#### EXCERTO DO TEXTO:
===============

É dos livros
que o comentador dá a sua opinião, na esperança de convencer o leitor. Não é o
caso deste texto. Tenho apenas duas questões. Aliás, incómodas.
Nos últimos dias,
todos fomos abalados pela tragédia humanitária no Mediterrâneo. Assistimos aos
esforços dos dirigentes europeus para montarem uma operação que, simultaneamente,
abra as portas da Europa a um número limitado de migrantes que lhe chegam do
norte de África, somada a medidas restritivas ao tráfico de pessoas que,
praticamente todas as noites e desde há anos, tentam dar às costas do eldorado
continental em que vivemos, para atravessar a fronteira da miséria.
De certo
modo, é uma decisão “envergonhada”: procura evitar-se a repetição das tragédias
mas, no fundo, o que se tenta é pôr cobro à entrada desses migrantes. Como
“compensação”, cria-se uma espécie de quota, que sossega as consciências. É
esta a solução possível? Haveria outra? Deixar entrar toda a gente? Não sei.
Se olharmos
bem para a origem geográfica destas migrações, facilmente concluiremos que é a
permissividade da costa da Líbia que hoje as favorece. Naquele país não existe
algo a que possamos chamar um Estado, pelo que os cidadãos da África subsaariana
que o atravessam têm bem melhores condições do que as que existiam no tempo de
Kadhafi para se entregarem às mãos dos traficantes, para as suas sinistras
jornadas marítimas. Recordo que fomos “nós”, a Europa, quem liquidou Khadafi.

===============

#### TAREFAS:
A. No excerto sobre as migrações no Mediterrâneo, o que é que o autor diz que hoje favorece estas migrações?
B. Prolongue o excerto sobre as migrações no Mediterrâneo, começando logo a seguir à última frase.

#### DADOS FORNECIDOS:

===============

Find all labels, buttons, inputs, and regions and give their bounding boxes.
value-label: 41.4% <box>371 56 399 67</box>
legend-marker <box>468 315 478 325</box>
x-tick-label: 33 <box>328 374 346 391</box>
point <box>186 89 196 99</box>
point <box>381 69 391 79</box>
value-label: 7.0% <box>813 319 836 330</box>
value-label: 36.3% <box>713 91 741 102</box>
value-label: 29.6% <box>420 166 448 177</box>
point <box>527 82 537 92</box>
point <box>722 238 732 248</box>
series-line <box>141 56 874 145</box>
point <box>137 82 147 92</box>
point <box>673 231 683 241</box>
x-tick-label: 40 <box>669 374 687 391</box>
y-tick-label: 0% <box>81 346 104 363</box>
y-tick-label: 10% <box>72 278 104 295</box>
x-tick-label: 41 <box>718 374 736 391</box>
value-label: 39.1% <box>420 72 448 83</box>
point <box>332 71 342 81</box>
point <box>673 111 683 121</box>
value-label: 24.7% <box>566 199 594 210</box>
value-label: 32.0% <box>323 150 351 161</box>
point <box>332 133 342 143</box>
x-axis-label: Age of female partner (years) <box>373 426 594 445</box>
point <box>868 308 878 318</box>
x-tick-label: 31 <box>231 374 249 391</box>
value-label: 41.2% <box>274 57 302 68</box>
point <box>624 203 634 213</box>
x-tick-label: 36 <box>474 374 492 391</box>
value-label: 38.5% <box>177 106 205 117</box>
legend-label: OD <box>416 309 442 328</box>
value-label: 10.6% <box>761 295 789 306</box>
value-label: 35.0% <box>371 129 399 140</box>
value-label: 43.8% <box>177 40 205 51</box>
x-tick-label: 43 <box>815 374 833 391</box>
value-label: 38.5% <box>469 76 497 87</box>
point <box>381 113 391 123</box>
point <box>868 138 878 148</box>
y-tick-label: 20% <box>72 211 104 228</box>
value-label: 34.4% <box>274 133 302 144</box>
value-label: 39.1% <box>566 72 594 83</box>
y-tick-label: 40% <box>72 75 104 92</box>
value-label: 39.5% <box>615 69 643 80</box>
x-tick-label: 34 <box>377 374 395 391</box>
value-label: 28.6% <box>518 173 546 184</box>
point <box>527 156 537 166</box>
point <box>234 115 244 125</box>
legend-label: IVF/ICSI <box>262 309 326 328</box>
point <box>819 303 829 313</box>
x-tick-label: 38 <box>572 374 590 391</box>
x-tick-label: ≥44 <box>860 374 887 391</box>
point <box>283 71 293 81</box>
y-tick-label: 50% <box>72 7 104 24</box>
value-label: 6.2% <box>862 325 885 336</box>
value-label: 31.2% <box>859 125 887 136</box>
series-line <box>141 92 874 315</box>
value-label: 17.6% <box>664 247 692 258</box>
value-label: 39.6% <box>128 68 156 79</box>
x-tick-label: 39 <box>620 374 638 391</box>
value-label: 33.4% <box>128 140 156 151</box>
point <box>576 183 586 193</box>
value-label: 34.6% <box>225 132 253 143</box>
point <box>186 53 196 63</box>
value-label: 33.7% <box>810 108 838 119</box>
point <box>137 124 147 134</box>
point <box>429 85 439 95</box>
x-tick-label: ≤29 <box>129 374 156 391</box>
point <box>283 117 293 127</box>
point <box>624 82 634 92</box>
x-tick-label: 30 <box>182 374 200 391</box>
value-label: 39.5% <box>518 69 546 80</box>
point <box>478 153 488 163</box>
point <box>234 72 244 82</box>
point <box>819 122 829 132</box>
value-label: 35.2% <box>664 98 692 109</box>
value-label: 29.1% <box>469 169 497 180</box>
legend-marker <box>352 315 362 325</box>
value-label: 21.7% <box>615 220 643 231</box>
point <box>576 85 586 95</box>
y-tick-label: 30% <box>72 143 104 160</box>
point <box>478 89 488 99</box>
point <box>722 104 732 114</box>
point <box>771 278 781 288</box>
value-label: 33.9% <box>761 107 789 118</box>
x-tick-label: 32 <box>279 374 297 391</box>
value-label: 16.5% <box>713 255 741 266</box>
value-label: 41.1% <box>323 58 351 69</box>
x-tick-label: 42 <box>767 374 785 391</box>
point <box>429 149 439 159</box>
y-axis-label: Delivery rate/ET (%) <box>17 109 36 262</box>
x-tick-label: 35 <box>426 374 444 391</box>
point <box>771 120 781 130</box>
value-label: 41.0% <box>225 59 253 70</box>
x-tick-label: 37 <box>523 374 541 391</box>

===============

#### RESPOSTAS ESPERADAS:
A. A permissividade da costa da Líbia.

B.
Daqui
decorre a segunda questão, a que também não sei responder.
A rejeição
das barbáries de Saddam Hussein sobre o seu povo estiveram por detrás da justificação
do seu derrube. Desaparecido o ditador, o Iraque e a região caíram num caos e, centenas
de milhares de mortos depois, ali se abriram as portas para o sinistro Estado
Islâmico.
No Egito,
todos olhámos com esperança para a “primavera árabe” que emergiu da praça Tahrir,
que derrubou Mubarak e possibilitou eleições. Depois, foi o que se viu: a
experiência democrática levou os radicais islâmicos ao poder, os quais, de
imediato, tentaram hegemonizá-lo. Regressaram os militares e o mundo ocidental
parece hoje aceitar, embora de sobrolho democrático cerrado, o novo regime
ditatorial.
Quem é que
quer responder a esta questão? É preferível conviver com um ditador, por mais
sinistro que seja, que preserve uma estabilidade nacional e regional pela força
ou, por um proselitismo democrático, devemos arriscar abrir as portas ao caos?
Temo que, um
destes dias, venhamos a ser tentados a repetir a frase de Franklin D. Roosevelt
sobre o ditador nicaraguense Somoza: “Ele pode ser um filho da puta. Mas é o
nosso filho da puta”.
(Artigo que hoje publico no "Jornal de Notícias")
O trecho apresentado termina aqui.